Work required:
Rewrite the lines from the first one through the line containing "significance-label: a <box>148", changing "legend-swatch" to "legend-key" and leaving everything else as it is.

━━━ Records for the exercise ━━━

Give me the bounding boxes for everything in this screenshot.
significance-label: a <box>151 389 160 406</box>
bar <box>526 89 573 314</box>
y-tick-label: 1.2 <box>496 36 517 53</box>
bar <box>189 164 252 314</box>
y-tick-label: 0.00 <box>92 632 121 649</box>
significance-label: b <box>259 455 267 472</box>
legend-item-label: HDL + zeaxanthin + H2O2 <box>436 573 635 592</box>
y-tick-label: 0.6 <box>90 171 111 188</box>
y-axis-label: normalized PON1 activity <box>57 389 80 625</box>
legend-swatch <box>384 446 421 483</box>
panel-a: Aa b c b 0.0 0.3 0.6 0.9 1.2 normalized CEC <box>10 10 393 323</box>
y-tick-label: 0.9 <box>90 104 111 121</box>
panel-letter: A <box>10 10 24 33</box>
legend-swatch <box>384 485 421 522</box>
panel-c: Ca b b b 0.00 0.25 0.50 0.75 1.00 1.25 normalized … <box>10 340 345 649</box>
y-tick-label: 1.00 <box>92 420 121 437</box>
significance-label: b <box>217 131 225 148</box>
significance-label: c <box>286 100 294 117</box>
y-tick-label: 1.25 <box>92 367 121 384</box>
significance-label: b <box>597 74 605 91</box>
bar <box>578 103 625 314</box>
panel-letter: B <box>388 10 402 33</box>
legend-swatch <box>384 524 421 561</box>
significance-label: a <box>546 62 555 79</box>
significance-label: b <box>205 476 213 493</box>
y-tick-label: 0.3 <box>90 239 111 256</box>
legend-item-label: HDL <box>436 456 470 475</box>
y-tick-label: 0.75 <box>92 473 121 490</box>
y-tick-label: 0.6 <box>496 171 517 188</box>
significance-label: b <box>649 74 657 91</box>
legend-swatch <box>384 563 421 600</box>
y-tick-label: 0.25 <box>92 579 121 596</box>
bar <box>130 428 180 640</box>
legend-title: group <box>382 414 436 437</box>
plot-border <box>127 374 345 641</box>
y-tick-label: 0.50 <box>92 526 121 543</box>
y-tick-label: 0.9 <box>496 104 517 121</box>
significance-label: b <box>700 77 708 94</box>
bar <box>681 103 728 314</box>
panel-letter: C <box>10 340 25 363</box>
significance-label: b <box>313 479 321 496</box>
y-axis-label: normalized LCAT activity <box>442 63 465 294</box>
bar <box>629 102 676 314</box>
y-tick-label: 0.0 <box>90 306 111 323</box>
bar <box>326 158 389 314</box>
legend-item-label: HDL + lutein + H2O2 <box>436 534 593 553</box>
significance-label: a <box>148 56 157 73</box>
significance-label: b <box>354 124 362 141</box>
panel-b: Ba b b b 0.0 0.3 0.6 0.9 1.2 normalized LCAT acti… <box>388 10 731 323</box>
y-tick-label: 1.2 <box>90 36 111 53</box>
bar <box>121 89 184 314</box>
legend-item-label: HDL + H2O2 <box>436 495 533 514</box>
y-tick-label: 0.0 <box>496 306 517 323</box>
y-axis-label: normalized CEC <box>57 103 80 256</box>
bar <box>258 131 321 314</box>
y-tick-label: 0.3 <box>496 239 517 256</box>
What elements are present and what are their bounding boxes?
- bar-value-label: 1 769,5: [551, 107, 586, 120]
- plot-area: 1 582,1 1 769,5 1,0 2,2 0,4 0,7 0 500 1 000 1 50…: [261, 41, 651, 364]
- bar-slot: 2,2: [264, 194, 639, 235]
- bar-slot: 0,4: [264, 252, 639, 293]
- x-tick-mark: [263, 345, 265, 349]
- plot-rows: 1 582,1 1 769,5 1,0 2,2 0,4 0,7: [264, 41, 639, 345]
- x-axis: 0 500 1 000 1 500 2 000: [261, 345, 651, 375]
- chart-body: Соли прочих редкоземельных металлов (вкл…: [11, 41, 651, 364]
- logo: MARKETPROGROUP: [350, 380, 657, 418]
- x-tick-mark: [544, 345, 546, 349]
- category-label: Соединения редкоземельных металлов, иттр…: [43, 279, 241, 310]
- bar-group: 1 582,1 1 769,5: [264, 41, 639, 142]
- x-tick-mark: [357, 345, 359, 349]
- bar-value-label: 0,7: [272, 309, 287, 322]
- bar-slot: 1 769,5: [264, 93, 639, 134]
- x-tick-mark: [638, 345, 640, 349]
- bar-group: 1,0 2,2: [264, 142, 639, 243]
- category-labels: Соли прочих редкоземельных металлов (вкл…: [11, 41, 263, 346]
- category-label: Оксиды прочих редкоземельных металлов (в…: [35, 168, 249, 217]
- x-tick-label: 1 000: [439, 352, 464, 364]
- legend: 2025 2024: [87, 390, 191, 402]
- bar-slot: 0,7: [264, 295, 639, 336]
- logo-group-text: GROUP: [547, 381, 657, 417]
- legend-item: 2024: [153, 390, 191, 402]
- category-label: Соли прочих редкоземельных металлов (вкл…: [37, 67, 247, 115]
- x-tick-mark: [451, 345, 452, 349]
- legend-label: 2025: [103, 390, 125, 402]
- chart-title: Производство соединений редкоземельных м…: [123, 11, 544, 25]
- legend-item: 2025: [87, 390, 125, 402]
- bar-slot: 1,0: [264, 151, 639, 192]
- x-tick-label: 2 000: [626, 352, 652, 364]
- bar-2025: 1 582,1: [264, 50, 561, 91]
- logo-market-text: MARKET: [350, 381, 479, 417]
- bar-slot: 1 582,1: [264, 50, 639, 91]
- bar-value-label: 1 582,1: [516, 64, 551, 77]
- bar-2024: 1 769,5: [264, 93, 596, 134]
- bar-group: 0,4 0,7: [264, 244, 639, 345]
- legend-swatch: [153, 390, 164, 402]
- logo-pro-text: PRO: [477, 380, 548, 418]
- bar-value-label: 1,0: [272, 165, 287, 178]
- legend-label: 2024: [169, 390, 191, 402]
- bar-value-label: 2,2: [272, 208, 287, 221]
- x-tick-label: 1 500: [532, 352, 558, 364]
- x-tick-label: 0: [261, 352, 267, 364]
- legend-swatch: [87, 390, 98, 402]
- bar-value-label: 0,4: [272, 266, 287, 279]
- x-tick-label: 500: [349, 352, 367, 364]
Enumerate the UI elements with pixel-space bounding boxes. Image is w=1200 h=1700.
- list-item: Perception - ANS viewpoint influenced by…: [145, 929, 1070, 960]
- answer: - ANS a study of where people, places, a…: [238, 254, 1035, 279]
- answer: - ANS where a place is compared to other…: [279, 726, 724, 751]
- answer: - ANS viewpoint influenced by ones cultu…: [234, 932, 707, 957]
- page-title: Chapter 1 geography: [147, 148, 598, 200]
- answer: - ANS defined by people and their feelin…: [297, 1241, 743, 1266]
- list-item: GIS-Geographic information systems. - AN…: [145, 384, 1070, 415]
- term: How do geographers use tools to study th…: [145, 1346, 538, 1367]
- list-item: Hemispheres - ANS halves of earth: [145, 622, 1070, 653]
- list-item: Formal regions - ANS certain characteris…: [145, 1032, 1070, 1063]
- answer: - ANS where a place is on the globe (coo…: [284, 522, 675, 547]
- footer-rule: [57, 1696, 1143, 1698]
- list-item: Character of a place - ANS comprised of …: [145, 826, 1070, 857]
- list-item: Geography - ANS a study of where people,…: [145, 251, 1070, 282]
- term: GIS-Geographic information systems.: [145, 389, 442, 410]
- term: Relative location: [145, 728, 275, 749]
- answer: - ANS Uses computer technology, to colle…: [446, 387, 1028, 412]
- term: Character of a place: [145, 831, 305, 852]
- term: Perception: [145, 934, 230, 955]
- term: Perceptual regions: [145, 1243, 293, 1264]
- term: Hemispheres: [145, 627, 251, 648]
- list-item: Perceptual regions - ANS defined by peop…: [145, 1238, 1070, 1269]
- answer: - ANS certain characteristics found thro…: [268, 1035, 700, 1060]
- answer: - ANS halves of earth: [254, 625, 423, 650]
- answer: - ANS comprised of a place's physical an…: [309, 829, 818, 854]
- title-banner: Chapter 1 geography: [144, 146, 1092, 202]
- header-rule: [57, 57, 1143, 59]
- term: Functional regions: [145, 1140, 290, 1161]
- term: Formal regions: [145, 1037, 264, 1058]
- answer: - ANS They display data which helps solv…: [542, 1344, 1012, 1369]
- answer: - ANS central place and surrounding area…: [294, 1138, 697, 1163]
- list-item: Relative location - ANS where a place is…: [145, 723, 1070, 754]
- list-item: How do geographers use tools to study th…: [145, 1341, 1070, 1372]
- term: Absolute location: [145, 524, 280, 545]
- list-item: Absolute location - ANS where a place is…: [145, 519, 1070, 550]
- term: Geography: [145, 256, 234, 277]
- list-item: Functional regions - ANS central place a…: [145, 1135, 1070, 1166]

━━━

Correct response:
Give me the bounding boxes for everything in this screenshot.
significance-label: a <box>151 389 160 406</box>
bar <box>526 89 573 314</box>
y-tick-label: 1.2 <box>496 36 517 53</box>
bar <box>189 164 252 314</box>
y-tick-label: 0.00 <box>92 632 121 649</box>
significance-label: b <box>259 455 267 472</box>
legend-item-label: HDL + zeaxanthin + H2O2 <box>436 573 635 592</box>
y-tick-label: 0.6 <box>90 171 111 188</box>
y-axis-label: normalized PON1 activity <box>57 389 80 625</box>
legend-key <box>384 446 421 483</box>
panel-a: Aa b c b 0.0 0.3 0.6 0.9 1.2 normalized CEC <box>10 10 393 323</box>
y-tick-label: 0.9 <box>90 104 111 121</box>
panel-letter: A <box>10 10 24 33</box>
legend-key <box>384 485 421 522</box>
panel-c: Ca b b b 0.00 0.25 0.50 0.75 1.00 1.25 normalized … <box>10 340 345 649</box>
y-tick-label: 1.00 <box>92 420 121 437</box>
significance-label: b <box>217 131 225 148</box>
significance-label: c <box>286 100 294 117</box>
y-tick-label: 1.25 <box>92 367 121 384</box>
significance-label: b <box>597 74 605 91</box>
bar <box>578 103 625 314</box>
panel-letter: B <box>388 10 402 33</box>
legend-key <box>384 524 421 561</box>
significance-label: a <box>546 62 555 79</box>
significance-label: b <box>205 476 213 493</box>
y-tick-label: 0.3 <box>90 239 111 256</box>
legend-item-label: HDL <box>436 456 470 475</box>
y-tick-label: 0.75 <box>92 473 121 490</box>
y-tick-label: 0.6 <box>496 171 517 188</box>
significance-label: b <box>649 74 657 91</box>
legend-key <box>384 563 421 600</box>
y-tick-label: 0.25 <box>92 579 121 596</box>
bar <box>130 428 180 640</box>
legend-title: group <box>382 414 436 437</box>
plot-border <box>127 374 345 641</box>
y-tick-label: 0.50 <box>92 526 121 543</box>
y-tick-label: 0.9 <box>496 104 517 121</box>
significance-label: b <box>700 77 708 94</box>
bar <box>681 103 728 314</box>
panel-letter: C <box>10 340 25 363</box>
significance-label: b <box>313 479 321 496</box>
y-axis-label: normalized LCAT activity <box>442 63 465 294</box>
bar <box>629 102 676 314</box>
y-tick-label: 0.0 <box>90 306 111 323</box>
bar <box>326 158 389 314</box>
legend-item-label: HDL + lutein + H2O2 <box>436 534 593 553</box>
significance-label: a <box>148 56 157 73</box>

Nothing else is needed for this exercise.